WHAT YOU ARE ASKED TO DO:
Repeat the lines below exactly as they appear, but leave out the images.

__________________________________________________

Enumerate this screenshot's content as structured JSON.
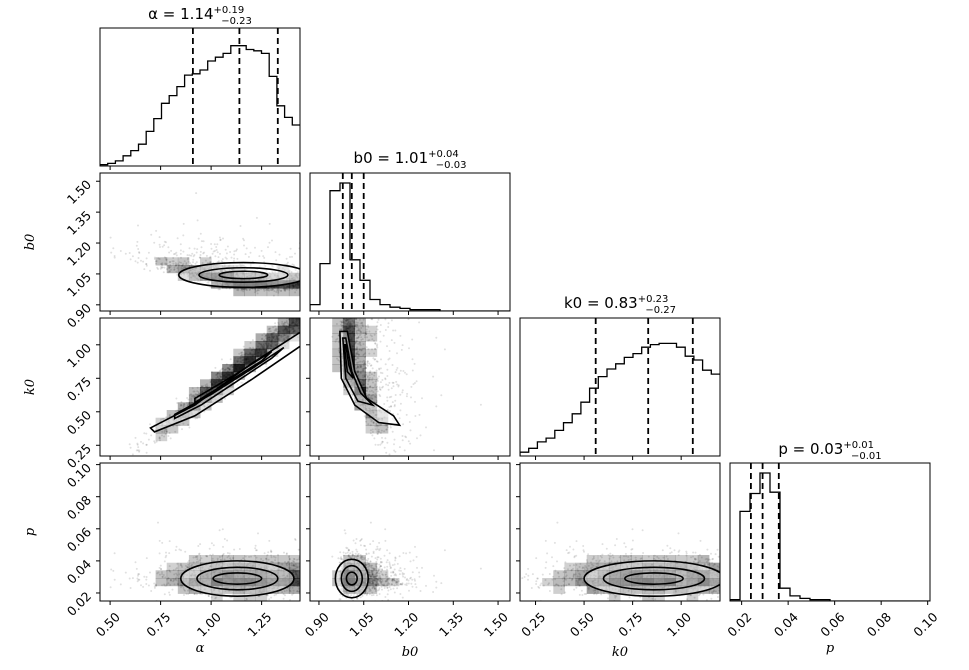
{
  "chart_data": {
    "type": "corner",
    "parameters": [
      {
        "key": "alpha",
        "symbol": "α",
        "label": "α",
        "title": "α = 1.14",
        "value": "1.14",
        "err_plus": "+0.19",
        "err_minus": "−0.23",
        "median": 1.14,
        "q16": 0.91,
        "q84": 1.33,
        "range": [
          0.45,
          1.44
        ],
        "ticks": [
          "0.50",
          "0.75",
          "1.00",
          "1.25"
        ],
        "tick_values": [
          0.5,
          0.75,
          1.0,
          1.25
        ]
      },
      {
        "key": "b0",
        "symbol": "b0",
        "label": "b0",
        "title": "b0 = 1.01",
        "value": "1.01",
        "err_plus": "+0.04",
        "err_minus": "−0.03",
        "median": 1.01,
        "q16": 0.98,
        "q84": 1.05,
        "range": [
          0.87,
          1.54
        ],
        "ticks": [
          "0.90",
          "1.05",
          "1.20",
          "1.35",
          "1.50"
        ],
        "tick_values": [
          0.9,
          1.05,
          1.2,
          1.35,
          1.5
        ]
      },
      {
        "key": "k0",
        "symbol": "k0",
        "label": "k0",
        "title": "k0 = 0.83",
        "value": "0.83",
        "err_plus": "+0.23",
        "err_minus": "−0.27",
        "median": 0.83,
        "q16": 0.56,
        "q84": 1.06,
        "range": [
          0.17,
          1.2
        ],
        "ticks": [
          "0.25",
          "0.50",
          "0.75",
          "1.00"
        ],
        "tick_values": [
          0.25,
          0.5,
          0.75,
          1.0
        ]
      },
      {
        "key": "p",
        "symbol": "p",
        "label": "p",
        "title": "p = 0.03",
        "value": "0.03",
        "err_plus": "+0.01",
        "err_minus": "−0.01",
        "median": 0.029,
        "q16": 0.024,
        "q84": 0.036,
        "range": [
          0.015,
          0.101
        ],
        "ticks": [
          "0.02",
          "0.04",
          "0.06",
          "0.08",
          "0.10"
        ],
        "tick_values": [
          0.02,
          0.04,
          0.06,
          0.08,
          0.1
        ]
      }
    ],
    "histograms": {
      "alpha": [
        0.01,
        0.02,
        0.04,
        0.08,
        0.12,
        0.17,
        0.27,
        0.37,
        0.49,
        0.55,
        0.62,
        0.71,
        0.72,
        0.75,
        0.82,
        0.85,
        0.88,
        0.94,
        0.94,
        0.91,
        0.9,
        0.88,
        0.7,
        0.47,
        0.38,
        0.32
      ],
      "b0": [
        0.05,
        0.37,
        0.94,
        1.0,
        0.4,
        0.24,
        0.09,
        0.05,
        0.03,
        0.02,
        0.01,
        0.01,
        0.01,
        0.0,
        0.0,
        0.0,
        0.0,
        0.0,
        0.0,
        0.0
      ],
      "k0": [
        0.03,
        0.06,
        0.11,
        0.14,
        0.2,
        0.26,
        0.33,
        0.42,
        0.53,
        0.62,
        0.68,
        0.72,
        0.77,
        0.8,
        0.85,
        0.87,
        0.88,
        0.88,
        0.85,
        0.78,
        0.75,
        0.67,
        0.64
      ],
      "p": [
        0.01,
        0.7,
        0.84,
        1.0,
        0.85,
        0.1,
        0.04,
        0.02,
        0.01,
        0.01,
        0.0,
        0.0,
        0.0,
        0.0,
        0.0,
        0.0,
        0.0,
        0.0,
        0.0,
        0.0
      ]
    },
    "grid": false,
    "legend": "none"
  }
}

__________________________________________________

ANSWER TO THE EXERCISE:
Enumerate this screenshot's content as structured JSON.
{
  "chart_data": {
    "type": "corner",
    "parameters": [
      {
        "key": "alpha",
        "symbol": "α",
        "label": "α",
        "title": "α = 1.14",
        "value": "1.14",
        "err_plus": "+0.19",
        "err_minus": "−0.23",
        "median": 1.14,
        "q16": 0.91,
        "q84": 1.33,
        "range": [
          0.45,
          1.44
        ],
        "ticks": [
          "0.50",
          "0.75",
          "1.00",
          "1.25"
        ],
        "tick_values": [
          0.5,
          0.75,
          1.0,
          1.25
        ]
      },
      {
        "key": "b0",
        "symbol": "b0",
        "label": "b0",
        "title": "b0 = 1.01",
        "value": "1.01",
        "err_plus": "+0.04",
        "err_minus": "−0.03",
        "median": 1.01,
        "q16": 0.98,
        "q84": 1.05,
        "range": [
          0.87,
          1.54
        ],
        "ticks": [
          "0.90",
          "1.05",
          "1.20",
          "1.35",
          "1.50"
        ],
        "tick_values": [
          0.9,
          1.05,
          1.2,
          1.35,
          1.5
        ]
      },
      {
        "key": "k0",
        "symbol": "k0",
        "label": "k0",
        "title": "k0 = 0.83",
        "value": "0.83",
        "err_plus": "+0.23",
        "err_minus": "−0.27",
        "median": 0.83,
        "q16": 0.56,
        "q84": 1.06,
        "range": [
          0.17,
          1.2
        ],
        "ticks": [
          "0.25",
          "0.50",
          "0.75",
          "1.00"
        ],
        "tick_values": [
          0.25,
          0.5,
          0.75,
          1.0
        ]
      },
      {
        "key": "p",
        "symbol": "p",
        "label": "p",
        "title": "p = 0.03",
        "value": "0.03",
        "err_plus": "+0.01",
        "err_minus": "−0.01",
        "median": 0.029,
        "q16": 0.024,
        "q84": 0.036,
        "range": [
          0.015,
          0.101
        ],
        "ticks": [
          "0.02",
          "0.04",
          "0.06",
          "0.08",
          "0.10"
        ],
        "tick_values": [
          0.02,
          0.04,
          0.06,
          0.08,
          0.1
        ]
      }
    ],
    "histograms": {
      "alpha": [
        0.01,
        0.02,
        0.04,
        0.08,
        0.12,
        0.17,
        0.27,
        0.37,
        0.49,
        0.55,
        0.62,
        0.71,
        0.72,
        0.75,
        0.82,
        0.85,
        0.88,
        0.94,
        0.94,
        0.91,
        0.9,
        0.88,
        0.7,
        0.47,
        0.38,
        0.32
      ],
      "b0": [
        0.05,
        0.37,
        0.94,
        1.0,
        0.4,
        0.24,
        0.09,
        0.05,
        0.03,
        0.02,
        0.01,
        0.01,
        0.01,
        0.0,
        0.0,
        0.0,
        0.0,
        0.0,
        0.0,
        0.0
      ],
      "k0": [
        0.03,
        0.06,
        0.11,
        0.14,
        0.2,
        0.26,
        0.33,
        0.42,
        0.53,
        0.62,
        0.68,
        0.72,
        0.77,
        0.8,
        0.85,
        0.87,
        0.88,
        0.88,
        0.85,
        0.78,
        0.75,
        0.67,
        0.64
      ],
      "p": [
        0.01,
        0.7,
        0.84,
        1.0,
        0.85,
        0.1,
        0.04,
        0.02,
        0.01,
        0.01,
        0.0,
        0.0,
        0.0,
        0.0,
        0.0,
        0.0,
        0.0,
        0.0,
        0.0,
        0.0
      ]
    },
    "grid": false,
    "legend": "none"
  }
}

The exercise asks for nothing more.